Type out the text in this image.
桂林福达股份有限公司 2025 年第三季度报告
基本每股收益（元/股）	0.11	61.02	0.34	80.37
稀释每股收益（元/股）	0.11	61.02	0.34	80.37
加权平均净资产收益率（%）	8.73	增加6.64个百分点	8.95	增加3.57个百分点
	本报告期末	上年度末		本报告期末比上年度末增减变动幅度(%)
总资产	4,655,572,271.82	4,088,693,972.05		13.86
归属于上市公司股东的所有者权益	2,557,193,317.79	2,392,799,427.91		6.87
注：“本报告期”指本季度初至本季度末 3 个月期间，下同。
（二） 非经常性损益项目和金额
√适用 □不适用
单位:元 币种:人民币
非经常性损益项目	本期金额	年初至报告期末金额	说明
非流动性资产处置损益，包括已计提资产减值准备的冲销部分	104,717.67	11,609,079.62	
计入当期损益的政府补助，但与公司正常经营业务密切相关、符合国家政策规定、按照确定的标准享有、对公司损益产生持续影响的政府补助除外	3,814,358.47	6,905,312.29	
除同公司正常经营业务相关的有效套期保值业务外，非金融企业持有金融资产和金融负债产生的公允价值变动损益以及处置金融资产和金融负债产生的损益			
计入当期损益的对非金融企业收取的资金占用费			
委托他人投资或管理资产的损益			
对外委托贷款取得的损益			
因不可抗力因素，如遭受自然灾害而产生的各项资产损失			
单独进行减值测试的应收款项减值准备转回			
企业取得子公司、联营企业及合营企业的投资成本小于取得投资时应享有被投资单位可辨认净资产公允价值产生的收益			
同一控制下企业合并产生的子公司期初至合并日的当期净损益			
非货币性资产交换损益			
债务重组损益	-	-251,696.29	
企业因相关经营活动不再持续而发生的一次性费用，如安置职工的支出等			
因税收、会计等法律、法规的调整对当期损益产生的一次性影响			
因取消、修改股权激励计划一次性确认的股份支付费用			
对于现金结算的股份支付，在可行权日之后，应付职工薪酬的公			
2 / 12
▬▬▬▬▬▬
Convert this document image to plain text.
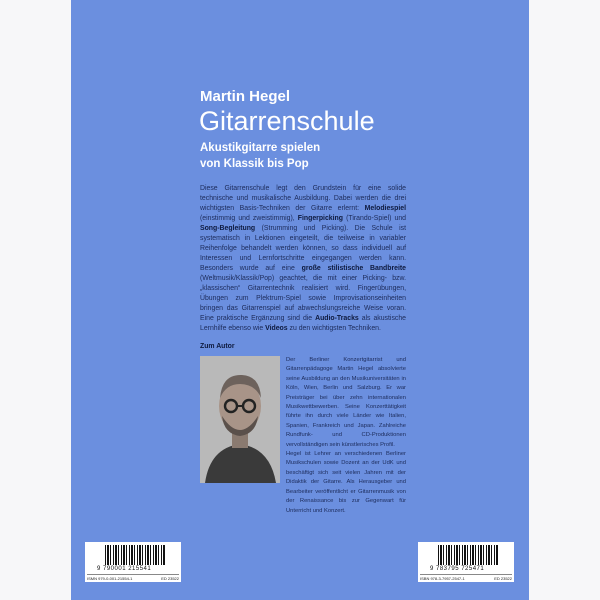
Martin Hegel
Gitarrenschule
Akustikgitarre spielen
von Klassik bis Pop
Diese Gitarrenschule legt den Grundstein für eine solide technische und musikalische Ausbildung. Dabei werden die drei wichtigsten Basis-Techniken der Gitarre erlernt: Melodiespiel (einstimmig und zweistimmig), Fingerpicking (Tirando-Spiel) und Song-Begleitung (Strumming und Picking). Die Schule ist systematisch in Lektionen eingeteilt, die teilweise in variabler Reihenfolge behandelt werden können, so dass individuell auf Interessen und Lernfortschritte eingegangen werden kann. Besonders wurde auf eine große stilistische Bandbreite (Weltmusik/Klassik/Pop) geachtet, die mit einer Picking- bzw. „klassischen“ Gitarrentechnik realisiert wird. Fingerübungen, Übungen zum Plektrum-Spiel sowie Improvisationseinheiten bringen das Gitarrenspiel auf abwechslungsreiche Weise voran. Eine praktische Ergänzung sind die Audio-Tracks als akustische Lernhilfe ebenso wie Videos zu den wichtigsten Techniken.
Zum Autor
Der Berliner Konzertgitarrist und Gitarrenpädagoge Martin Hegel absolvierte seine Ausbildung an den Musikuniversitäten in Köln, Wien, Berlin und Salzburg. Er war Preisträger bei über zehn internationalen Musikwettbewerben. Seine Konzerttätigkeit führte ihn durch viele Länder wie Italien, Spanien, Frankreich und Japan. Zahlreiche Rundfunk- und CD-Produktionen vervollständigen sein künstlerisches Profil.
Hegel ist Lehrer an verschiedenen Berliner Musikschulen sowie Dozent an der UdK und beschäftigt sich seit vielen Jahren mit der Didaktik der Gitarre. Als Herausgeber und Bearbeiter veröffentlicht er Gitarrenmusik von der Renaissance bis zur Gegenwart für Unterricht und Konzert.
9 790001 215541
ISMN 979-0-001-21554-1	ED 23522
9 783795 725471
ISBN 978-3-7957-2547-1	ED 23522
▬▬▬▬▬▬
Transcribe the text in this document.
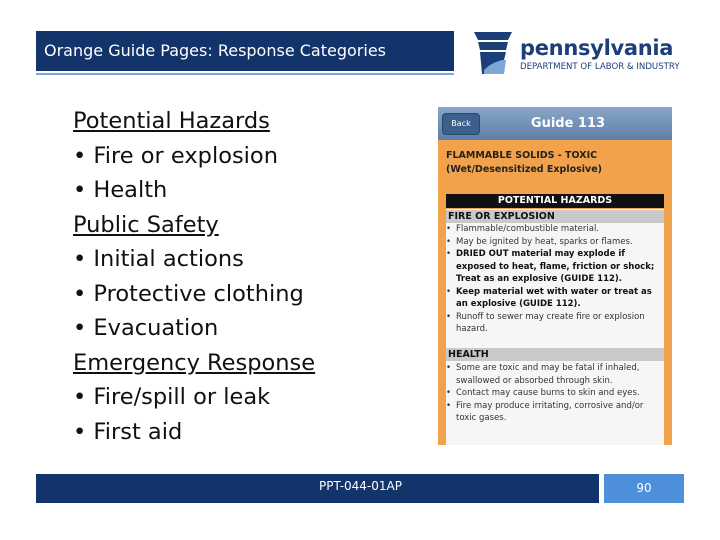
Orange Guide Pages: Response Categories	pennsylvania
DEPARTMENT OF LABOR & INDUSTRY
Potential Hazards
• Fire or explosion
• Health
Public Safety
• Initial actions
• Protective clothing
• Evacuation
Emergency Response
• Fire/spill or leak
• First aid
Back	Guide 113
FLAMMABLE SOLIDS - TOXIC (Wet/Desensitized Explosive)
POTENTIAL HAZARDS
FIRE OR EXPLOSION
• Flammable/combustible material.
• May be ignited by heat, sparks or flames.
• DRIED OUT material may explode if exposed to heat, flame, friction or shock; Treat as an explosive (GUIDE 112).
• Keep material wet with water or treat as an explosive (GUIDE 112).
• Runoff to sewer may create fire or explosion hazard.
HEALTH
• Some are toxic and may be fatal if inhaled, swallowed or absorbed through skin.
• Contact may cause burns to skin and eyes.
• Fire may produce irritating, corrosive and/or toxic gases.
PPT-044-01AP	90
▬▬▬▬▬▬
» **STATED EXERCISE**: Wherever the word "heat" occurs in a line of the listing, copy that line.

» **WORKED ANSWER**:
• May be ignited by heat, sparks or flames.
• DRIED OUT material may explode if exposed to heat, flame, friction or shock; Treat as an explosive (GUIDE 112).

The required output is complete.